TO BE DONE: Return all lines with the word "Frequency" in them.

Dataset entries on figures:

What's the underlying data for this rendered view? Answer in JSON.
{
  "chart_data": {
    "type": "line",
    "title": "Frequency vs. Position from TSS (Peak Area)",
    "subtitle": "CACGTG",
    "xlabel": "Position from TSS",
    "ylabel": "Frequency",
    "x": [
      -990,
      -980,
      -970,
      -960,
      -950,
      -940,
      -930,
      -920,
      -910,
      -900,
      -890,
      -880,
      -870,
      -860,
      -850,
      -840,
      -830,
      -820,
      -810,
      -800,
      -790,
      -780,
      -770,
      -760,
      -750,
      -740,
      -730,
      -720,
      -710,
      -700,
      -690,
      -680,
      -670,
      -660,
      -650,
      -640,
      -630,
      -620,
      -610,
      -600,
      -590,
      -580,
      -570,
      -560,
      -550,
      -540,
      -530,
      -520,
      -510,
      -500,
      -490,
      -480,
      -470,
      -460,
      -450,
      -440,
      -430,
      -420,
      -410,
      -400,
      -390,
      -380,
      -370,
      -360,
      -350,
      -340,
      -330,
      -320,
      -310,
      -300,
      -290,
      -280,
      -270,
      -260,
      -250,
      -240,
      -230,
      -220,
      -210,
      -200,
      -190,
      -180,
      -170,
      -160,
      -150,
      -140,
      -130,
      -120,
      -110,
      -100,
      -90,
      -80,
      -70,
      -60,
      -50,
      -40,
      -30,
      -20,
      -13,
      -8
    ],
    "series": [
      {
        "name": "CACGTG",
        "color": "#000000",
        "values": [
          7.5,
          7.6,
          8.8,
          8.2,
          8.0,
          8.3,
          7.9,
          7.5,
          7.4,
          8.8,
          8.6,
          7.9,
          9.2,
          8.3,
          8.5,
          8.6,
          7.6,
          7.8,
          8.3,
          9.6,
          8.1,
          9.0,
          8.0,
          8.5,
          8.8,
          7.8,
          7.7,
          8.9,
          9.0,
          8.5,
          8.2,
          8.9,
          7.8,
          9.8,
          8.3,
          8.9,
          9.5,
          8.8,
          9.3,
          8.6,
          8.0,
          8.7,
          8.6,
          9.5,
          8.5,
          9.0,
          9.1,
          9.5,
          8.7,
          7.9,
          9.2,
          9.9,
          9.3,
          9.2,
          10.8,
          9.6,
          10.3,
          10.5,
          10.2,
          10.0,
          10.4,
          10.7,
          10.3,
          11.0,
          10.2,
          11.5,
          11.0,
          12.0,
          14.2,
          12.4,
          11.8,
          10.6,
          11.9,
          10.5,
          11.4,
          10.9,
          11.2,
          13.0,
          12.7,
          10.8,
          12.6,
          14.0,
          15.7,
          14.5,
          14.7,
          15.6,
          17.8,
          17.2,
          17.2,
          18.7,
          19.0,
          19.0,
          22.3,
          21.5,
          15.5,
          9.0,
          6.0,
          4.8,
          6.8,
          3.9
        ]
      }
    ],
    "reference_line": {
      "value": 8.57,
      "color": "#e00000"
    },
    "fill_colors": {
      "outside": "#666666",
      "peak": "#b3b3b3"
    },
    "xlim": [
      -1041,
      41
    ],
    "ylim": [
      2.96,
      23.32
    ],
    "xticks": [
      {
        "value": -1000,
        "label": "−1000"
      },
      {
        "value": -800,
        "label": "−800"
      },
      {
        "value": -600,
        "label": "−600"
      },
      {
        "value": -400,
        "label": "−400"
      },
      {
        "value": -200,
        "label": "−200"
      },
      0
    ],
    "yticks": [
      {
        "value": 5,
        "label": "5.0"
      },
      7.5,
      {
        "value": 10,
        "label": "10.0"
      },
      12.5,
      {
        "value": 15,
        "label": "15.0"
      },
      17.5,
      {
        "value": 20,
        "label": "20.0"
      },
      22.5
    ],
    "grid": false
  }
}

THE REPLY:
    "title": "Frequency vs. Position from TSS (Peak Area)",
    "ylabel": "Frequency",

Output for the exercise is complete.